WRITTEN TASK.
Give the listing again in full, exactly as written.

•••

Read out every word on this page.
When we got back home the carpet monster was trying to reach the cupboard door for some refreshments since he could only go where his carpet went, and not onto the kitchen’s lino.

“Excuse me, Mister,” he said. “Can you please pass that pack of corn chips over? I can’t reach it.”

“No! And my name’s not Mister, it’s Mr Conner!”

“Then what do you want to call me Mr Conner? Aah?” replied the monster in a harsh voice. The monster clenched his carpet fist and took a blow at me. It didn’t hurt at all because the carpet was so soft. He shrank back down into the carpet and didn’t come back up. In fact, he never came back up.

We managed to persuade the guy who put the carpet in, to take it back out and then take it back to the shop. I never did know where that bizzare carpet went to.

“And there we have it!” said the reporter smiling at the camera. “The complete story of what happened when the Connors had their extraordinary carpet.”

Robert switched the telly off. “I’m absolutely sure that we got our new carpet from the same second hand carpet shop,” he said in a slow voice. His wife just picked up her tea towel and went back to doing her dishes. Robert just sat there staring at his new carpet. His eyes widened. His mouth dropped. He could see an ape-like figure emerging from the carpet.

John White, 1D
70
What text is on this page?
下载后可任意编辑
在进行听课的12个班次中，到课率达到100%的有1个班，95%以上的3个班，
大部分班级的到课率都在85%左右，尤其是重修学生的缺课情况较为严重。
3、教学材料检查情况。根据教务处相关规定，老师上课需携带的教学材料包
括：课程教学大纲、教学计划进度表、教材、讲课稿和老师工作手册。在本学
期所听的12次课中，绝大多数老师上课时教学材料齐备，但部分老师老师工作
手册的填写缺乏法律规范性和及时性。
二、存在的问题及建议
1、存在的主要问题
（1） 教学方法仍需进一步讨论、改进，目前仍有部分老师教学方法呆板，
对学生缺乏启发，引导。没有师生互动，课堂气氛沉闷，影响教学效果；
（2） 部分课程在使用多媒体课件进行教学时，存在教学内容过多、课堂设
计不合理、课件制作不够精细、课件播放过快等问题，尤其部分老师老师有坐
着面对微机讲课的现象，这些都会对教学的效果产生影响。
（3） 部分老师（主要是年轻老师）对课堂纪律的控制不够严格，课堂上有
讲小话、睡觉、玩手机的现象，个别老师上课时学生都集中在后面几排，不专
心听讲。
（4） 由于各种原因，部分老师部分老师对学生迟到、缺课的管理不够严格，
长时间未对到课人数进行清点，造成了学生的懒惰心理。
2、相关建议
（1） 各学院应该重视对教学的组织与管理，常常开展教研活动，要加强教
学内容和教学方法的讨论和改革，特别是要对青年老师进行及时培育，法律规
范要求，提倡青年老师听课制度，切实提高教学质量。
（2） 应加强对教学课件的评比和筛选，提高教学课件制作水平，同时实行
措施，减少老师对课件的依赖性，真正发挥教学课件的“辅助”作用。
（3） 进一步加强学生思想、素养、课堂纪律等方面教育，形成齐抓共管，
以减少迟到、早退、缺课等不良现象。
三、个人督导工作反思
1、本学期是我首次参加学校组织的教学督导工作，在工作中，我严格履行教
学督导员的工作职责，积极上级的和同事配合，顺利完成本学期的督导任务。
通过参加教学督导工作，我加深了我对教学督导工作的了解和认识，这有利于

•••

COMPLETE RESPONSE.
Read out every word on this page.
When we got back home the carpet monster was trying to reach the cupboard door for some refreshments since he could only go where his carpet went, and not onto the kitchen’s lino.

“Excuse me, Mister,” he said. “Can you please pass that pack of corn chips over? I can’t reach it.”

“No! And my name’s not Mister, it’s Mr Conner!”

“Then what do you want to call me Mr Conner? Aah?” replied the monster in a harsh voice. The monster clenched his carpet fist and took a blow at me. It didn’t hurt at all because the carpet was so soft. He shrank back down into the carpet and didn’t come back up. In fact, he never came back up.

We managed to persuade the guy who put the carpet in, to take it back out and then take it back to the shop. I never did know where that bizzare carpet went to.

“And there we have it!” said the reporter smiling at the camera. “The complete story of what happened when the Connors had their extraordinary carpet.”

Robert switched the telly off. “I’m absolutely sure that we got our new carpet from the same second hand carpet shop,” he said in a slow voice. His wife just picked up her tea towel and went back to doing her dishes. Robert just sat there staring at his new carpet. His eyes widened. His mouth dropped. He could see an ape-like figure emerging from the carpet.

John White, 1D
70
What text is on this page?
下载后可任意编辑
在进行听课的12个班次中，到课率达到100%的有1个班，95%以上的3个班，
大部分班级的到课率都在85%左右，尤其是重修学生的缺课情况较为严重。
3、教学材料检查情况。根据教务处相关规定，老师上课需携带的教学材料包
括：课程教学大纲、教学计划进度表、教材、讲课稿和老师工作手册。在本学
期所听的12次课中，绝大多数老师上课时教学材料齐备，但部分老师老师工作
手册的填写缺乏法律规范性和及时性。
二、存在的问题及建议
1、存在的主要问题
（1） 教学方法仍需进一步讨论、改进，目前仍有部分老师教学方法呆板，
对学生缺乏启发，引导。没有师生互动，课堂气氛沉闷，影响教学效果；
（2） 部分课程在使用多媒体课件进行教学时，存在教学内容过多、课堂设
计不合理、课件制作不够精细、课件播放过快等问题，尤其部分老师老师有坐
着面对微机讲课的现象，这些都会对教学的效果产生影响。
（3） 部分老师（主要是年轻老师）对课堂纪律的控制不够严格，课堂上有
讲小话、睡觉、玩手机的现象，个别老师上课时学生都集中在后面几排，不专
心听讲。
（4） 由于各种原因，部分老师部分老师对学生迟到、缺课的管理不够严格，
长时间未对到课人数进行清点，造成了学生的懒惰心理。
2、相关建议
（1） 各学院应该重视对教学的组织与管理，常常开展教研活动，要加强教
学内容和教学方法的讨论和改革，特别是要对青年老师进行及时培育，法律规
范要求，提倡青年老师听课制度，切实提高教学质量。
（2） 应加强对教学课件的评比和筛选，提高教学课件制作水平，同时实行
措施，减少老师对课件的依赖性，真正发挥教学课件的“辅助”作用。
（3） 进一步加强学生思想、素养、课堂纪律等方面教育，形成齐抓共管，
以减少迟到、早退、缺课等不良现象。
三、个人督导工作反思
1、本学期是我首次参加学校组织的教学督导工作，在工作中，我严格履行教
学督导员的工作职责，积极上级的和同事配合，顺利完成本学期的督导任务。
通过参加教学督导工作，我加深了我对教学督导工作的了解和认识，这有利于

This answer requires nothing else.